Gather all lines in the entries below that include the word "JSON".

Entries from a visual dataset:
## Begin

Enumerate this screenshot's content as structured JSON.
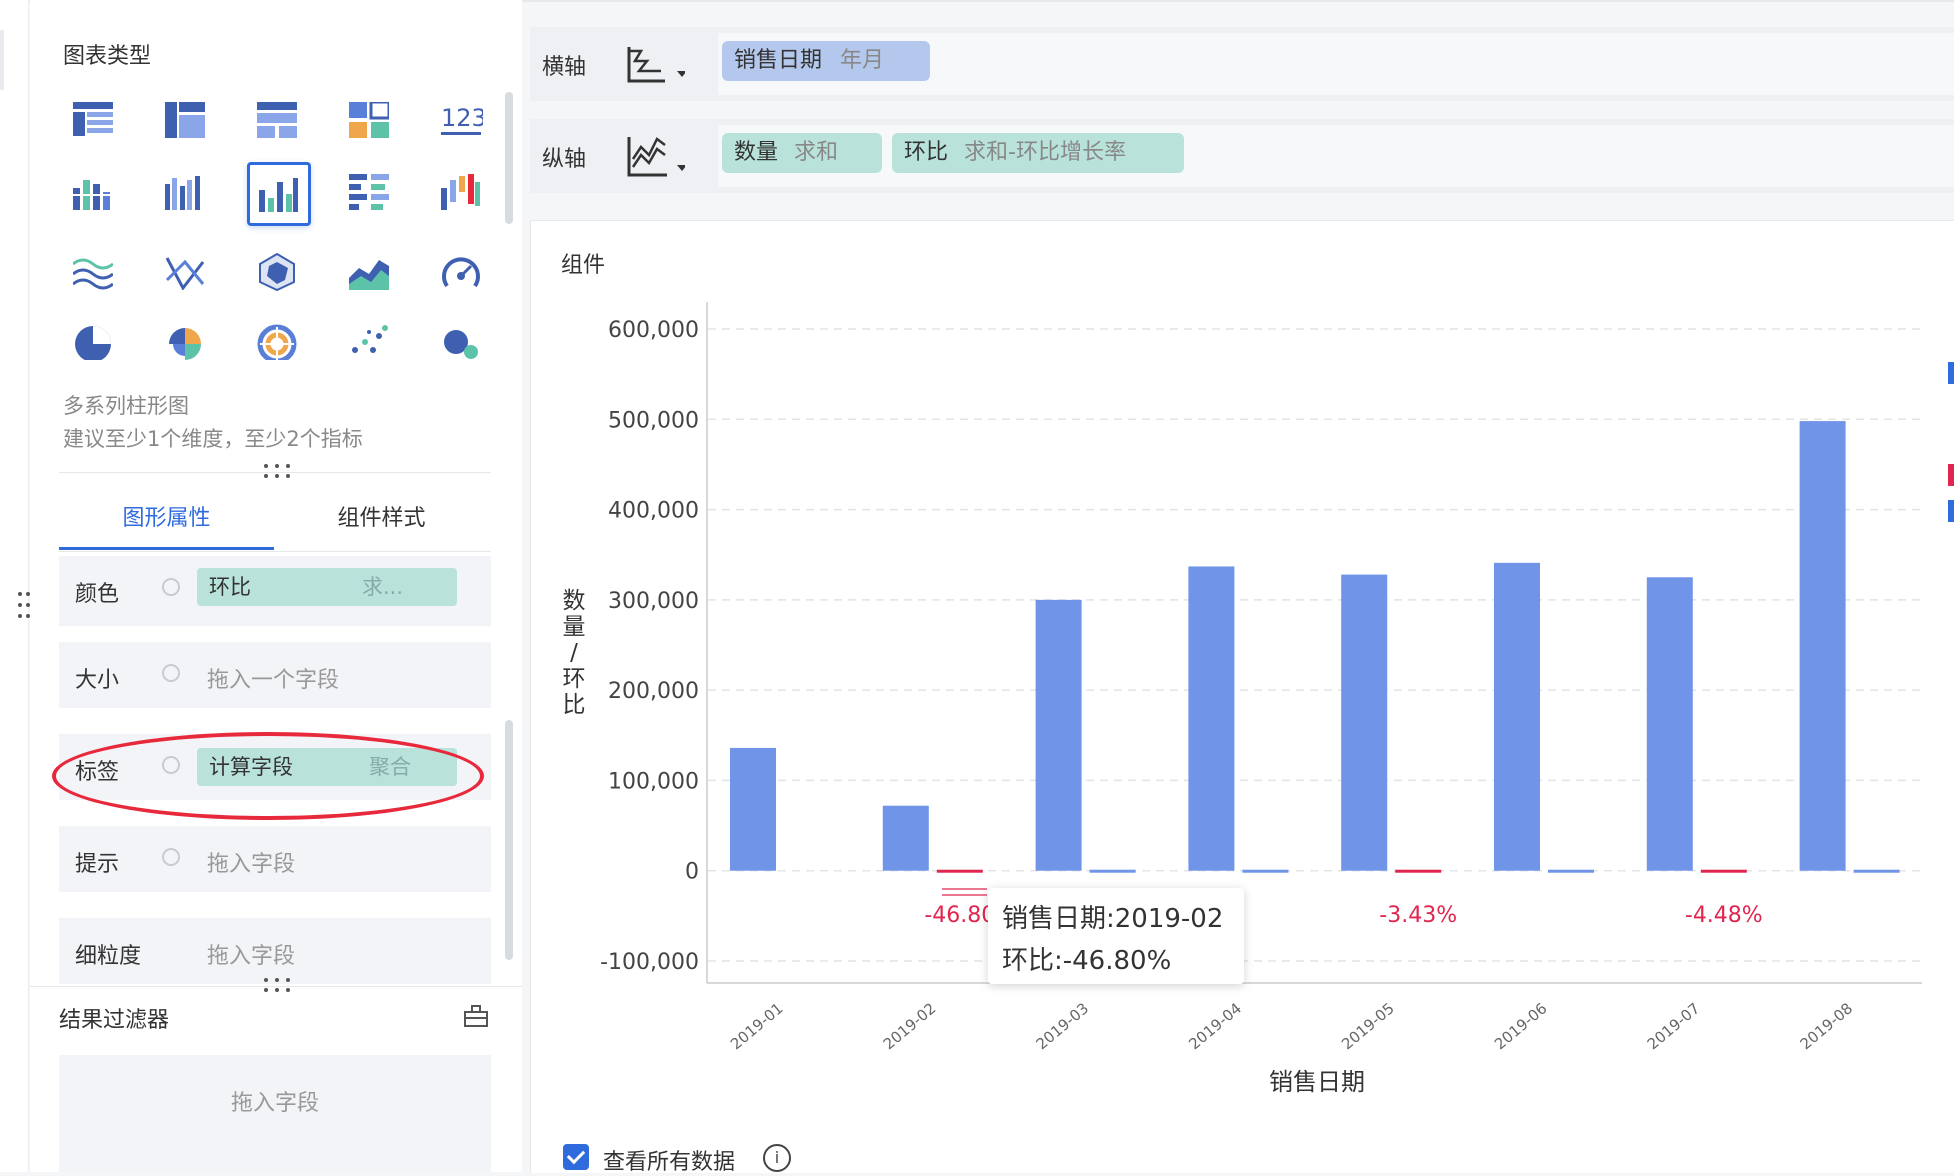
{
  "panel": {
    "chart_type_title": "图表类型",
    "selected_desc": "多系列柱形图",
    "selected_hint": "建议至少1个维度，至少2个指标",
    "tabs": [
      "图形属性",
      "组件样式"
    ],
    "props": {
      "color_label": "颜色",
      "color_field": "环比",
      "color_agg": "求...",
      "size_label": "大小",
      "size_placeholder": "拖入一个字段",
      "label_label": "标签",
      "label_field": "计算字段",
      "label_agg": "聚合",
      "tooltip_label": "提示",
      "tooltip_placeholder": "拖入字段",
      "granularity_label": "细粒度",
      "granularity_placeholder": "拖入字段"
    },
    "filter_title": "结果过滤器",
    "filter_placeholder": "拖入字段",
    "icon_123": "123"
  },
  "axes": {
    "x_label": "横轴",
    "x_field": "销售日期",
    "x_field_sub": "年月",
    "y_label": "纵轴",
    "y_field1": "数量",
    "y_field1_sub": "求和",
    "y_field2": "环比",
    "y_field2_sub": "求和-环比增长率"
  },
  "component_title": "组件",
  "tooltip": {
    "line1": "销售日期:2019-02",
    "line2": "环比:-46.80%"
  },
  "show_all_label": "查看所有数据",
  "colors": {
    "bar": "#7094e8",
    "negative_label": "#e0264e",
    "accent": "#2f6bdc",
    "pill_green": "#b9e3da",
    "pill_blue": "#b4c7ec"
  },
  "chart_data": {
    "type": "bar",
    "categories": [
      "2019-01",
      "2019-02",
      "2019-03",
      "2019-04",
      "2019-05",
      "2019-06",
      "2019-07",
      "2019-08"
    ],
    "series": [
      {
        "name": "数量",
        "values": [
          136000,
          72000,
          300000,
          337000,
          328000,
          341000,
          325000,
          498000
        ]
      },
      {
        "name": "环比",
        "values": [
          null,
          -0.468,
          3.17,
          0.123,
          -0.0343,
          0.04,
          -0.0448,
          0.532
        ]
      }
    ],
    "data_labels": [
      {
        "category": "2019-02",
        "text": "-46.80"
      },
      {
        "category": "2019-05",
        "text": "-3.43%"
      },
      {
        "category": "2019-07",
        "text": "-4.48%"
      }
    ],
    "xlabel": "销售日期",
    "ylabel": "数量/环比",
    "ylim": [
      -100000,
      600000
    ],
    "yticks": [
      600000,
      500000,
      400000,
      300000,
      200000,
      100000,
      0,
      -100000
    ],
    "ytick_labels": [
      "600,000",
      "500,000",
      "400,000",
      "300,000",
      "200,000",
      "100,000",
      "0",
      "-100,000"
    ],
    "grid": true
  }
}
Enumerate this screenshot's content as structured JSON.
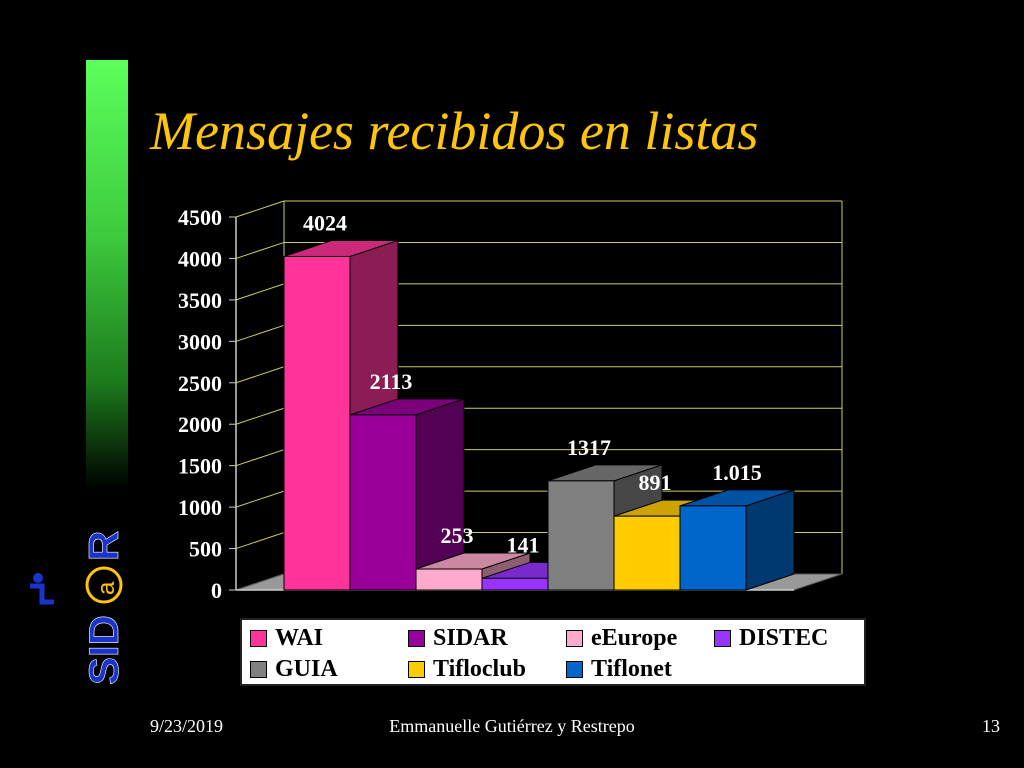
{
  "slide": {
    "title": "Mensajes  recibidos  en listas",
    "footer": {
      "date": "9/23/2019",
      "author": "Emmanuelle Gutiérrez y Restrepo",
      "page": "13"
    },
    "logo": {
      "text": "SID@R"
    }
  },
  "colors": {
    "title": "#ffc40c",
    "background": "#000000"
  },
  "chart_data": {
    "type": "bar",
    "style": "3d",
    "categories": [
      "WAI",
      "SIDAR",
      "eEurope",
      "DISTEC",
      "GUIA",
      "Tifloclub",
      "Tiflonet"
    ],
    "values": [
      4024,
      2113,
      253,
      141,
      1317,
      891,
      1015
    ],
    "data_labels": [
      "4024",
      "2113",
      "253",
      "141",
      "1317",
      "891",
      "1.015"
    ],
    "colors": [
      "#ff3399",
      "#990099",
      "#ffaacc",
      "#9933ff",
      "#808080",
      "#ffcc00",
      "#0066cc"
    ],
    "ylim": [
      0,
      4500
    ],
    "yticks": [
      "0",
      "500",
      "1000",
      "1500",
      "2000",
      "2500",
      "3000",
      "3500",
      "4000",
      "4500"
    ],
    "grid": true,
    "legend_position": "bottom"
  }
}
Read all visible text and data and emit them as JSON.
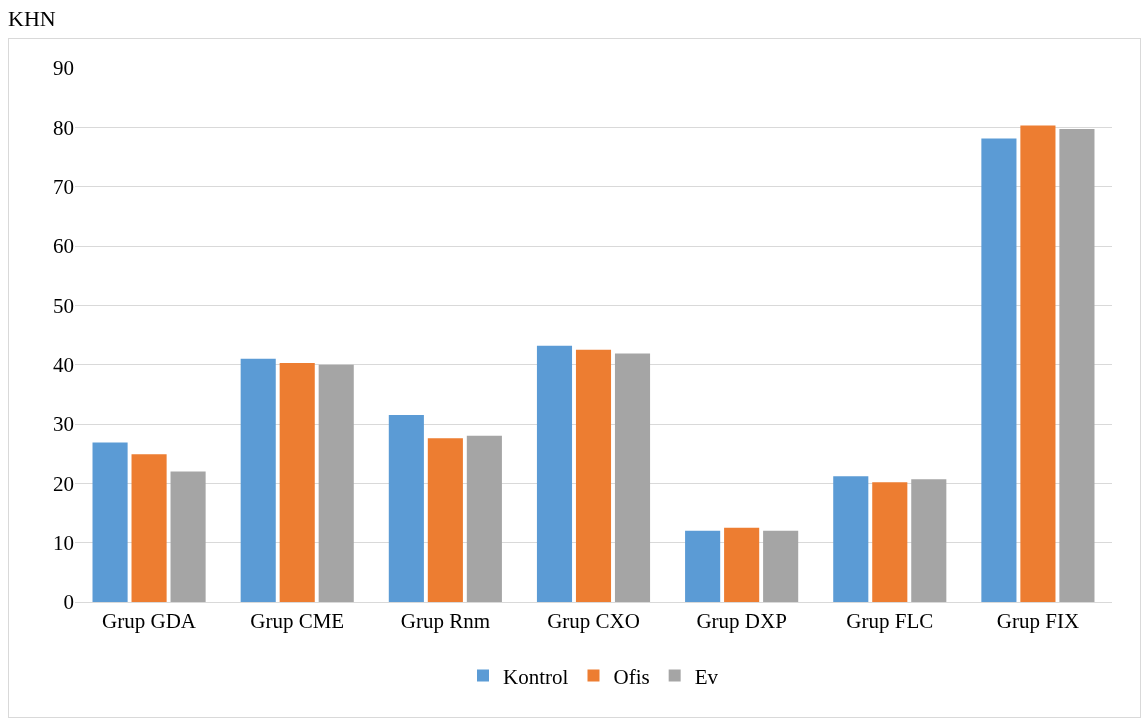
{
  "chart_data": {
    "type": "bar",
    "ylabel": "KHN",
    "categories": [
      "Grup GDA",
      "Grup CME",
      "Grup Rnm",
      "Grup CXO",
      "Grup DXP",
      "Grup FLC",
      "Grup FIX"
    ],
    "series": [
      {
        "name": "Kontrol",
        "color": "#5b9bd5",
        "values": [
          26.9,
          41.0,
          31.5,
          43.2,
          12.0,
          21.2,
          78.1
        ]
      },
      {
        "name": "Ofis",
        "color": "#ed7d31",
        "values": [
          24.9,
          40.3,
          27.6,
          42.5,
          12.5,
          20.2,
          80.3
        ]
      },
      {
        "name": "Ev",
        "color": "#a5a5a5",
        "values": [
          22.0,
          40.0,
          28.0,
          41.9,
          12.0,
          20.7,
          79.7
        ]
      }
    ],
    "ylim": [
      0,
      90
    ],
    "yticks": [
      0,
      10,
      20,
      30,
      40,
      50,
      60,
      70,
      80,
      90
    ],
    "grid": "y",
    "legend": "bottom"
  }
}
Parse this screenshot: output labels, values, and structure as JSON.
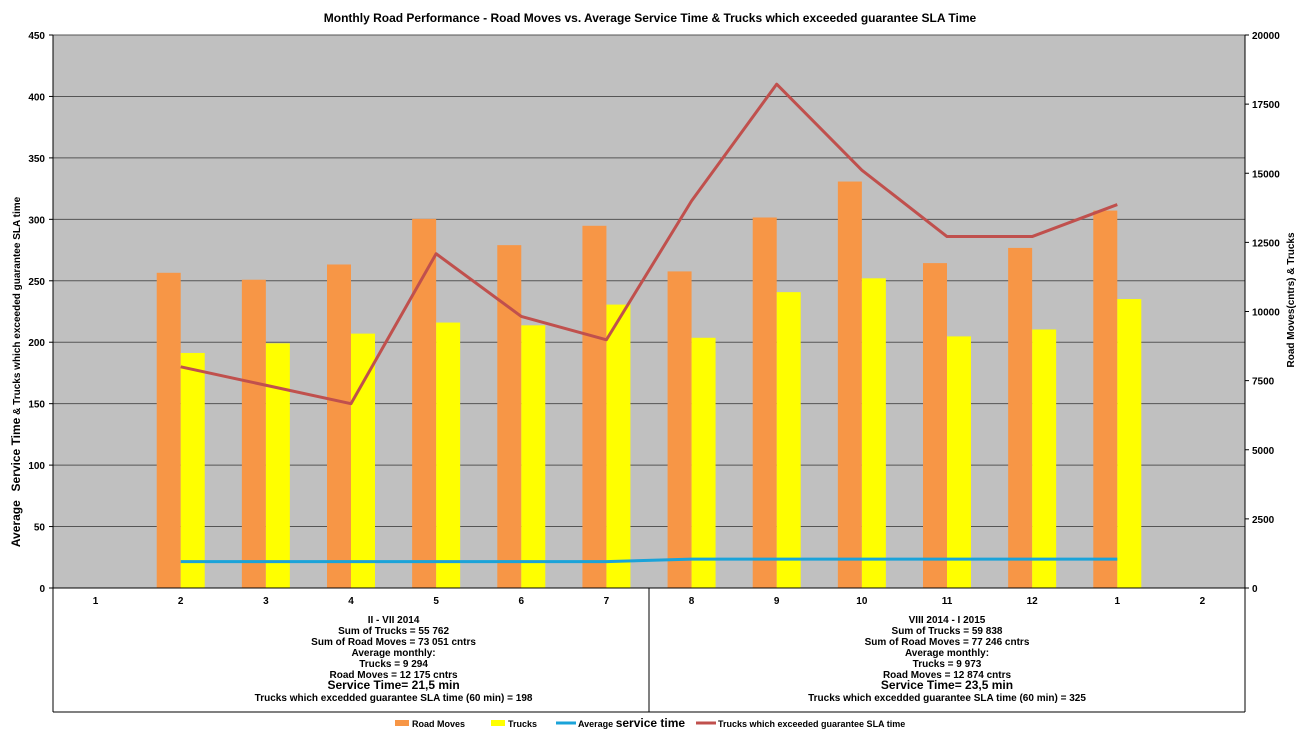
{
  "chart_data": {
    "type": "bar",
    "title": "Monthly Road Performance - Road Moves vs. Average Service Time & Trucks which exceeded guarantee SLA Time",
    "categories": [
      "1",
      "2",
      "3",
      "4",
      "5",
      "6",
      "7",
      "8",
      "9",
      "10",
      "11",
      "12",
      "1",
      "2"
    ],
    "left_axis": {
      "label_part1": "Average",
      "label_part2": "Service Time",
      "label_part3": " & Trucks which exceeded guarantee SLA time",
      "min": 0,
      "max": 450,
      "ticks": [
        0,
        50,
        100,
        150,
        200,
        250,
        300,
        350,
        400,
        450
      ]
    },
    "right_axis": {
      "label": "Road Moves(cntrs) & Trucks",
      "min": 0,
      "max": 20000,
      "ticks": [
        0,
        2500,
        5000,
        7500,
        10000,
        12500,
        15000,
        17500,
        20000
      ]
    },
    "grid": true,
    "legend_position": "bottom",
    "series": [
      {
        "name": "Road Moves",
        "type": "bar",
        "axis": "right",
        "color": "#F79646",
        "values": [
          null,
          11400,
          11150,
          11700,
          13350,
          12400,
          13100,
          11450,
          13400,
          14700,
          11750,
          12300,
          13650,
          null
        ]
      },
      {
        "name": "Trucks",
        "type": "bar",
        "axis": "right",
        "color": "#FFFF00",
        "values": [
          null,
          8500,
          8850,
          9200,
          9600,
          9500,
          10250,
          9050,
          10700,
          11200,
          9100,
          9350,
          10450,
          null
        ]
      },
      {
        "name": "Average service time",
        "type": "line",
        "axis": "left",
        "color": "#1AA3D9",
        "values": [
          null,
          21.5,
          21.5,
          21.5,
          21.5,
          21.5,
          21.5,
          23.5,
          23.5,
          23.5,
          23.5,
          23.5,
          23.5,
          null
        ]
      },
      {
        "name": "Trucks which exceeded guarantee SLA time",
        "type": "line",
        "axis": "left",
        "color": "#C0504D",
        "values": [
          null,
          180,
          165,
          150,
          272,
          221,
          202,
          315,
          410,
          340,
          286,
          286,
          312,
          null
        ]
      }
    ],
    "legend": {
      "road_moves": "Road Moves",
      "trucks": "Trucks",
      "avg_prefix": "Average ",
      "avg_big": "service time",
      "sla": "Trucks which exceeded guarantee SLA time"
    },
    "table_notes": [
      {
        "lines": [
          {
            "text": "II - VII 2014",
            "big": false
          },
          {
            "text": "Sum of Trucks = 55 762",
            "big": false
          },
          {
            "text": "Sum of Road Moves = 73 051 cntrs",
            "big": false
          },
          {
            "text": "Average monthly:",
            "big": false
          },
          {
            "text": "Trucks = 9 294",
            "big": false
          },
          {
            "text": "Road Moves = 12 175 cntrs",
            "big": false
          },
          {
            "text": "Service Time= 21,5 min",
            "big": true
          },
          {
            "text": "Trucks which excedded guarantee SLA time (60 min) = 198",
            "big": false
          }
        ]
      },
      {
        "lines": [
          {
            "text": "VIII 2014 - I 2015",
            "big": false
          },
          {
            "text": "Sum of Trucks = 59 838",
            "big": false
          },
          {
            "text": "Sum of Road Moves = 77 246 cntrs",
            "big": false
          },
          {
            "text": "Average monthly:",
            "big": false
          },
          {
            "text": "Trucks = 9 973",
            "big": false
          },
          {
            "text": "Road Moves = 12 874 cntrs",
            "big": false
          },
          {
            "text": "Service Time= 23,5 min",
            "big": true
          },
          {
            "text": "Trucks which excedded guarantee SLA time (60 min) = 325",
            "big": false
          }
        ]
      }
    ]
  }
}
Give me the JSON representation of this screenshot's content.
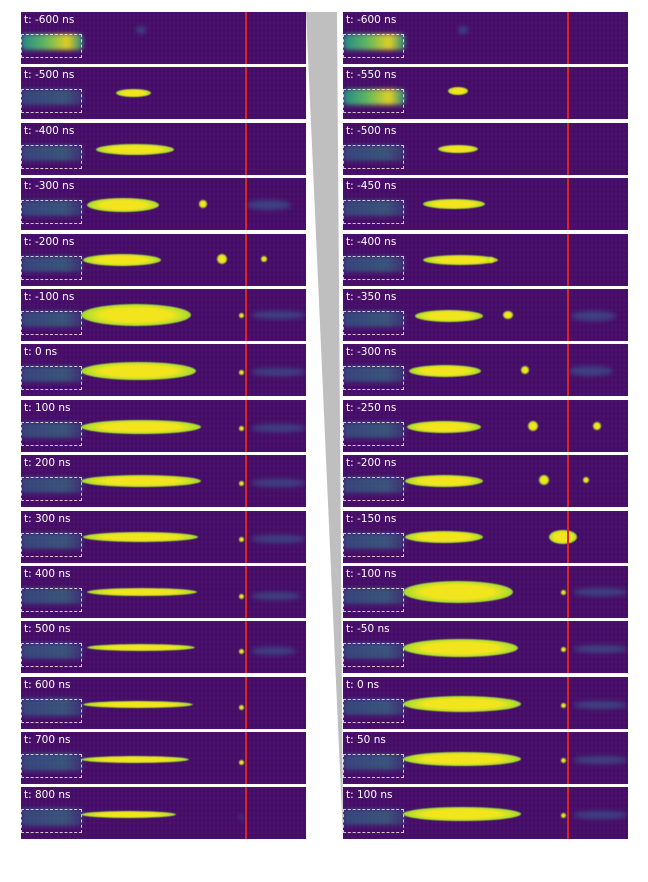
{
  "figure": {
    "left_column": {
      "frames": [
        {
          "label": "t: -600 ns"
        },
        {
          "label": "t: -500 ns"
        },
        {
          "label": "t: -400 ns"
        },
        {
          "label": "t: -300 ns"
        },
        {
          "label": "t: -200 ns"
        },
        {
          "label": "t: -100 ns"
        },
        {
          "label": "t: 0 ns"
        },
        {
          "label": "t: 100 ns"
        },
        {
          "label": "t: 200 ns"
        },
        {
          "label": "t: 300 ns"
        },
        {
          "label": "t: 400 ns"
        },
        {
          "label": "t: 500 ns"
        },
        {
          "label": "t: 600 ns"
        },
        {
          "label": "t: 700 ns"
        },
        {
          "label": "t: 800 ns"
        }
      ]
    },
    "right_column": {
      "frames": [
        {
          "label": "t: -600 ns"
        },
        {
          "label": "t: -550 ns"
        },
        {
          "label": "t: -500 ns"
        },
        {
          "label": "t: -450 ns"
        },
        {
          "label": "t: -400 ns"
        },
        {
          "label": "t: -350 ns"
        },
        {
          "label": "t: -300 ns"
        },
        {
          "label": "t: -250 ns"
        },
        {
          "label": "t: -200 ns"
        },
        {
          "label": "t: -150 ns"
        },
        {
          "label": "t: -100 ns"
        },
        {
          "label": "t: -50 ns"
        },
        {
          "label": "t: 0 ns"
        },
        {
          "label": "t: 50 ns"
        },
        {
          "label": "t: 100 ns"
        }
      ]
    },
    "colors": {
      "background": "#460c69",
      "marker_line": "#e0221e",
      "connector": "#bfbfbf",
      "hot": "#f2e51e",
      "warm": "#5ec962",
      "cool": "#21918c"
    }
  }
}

## End

[Exercise solution]
Enumerate this screenshot's content as structured JSON.
Enumerate this screenshot's content as structured JSON.
Read all visible text and data and emit them as JSON.
Parse this screenshot: output labels, values, and structure as JSON.
Give me the JSON representation of this screenshot's content.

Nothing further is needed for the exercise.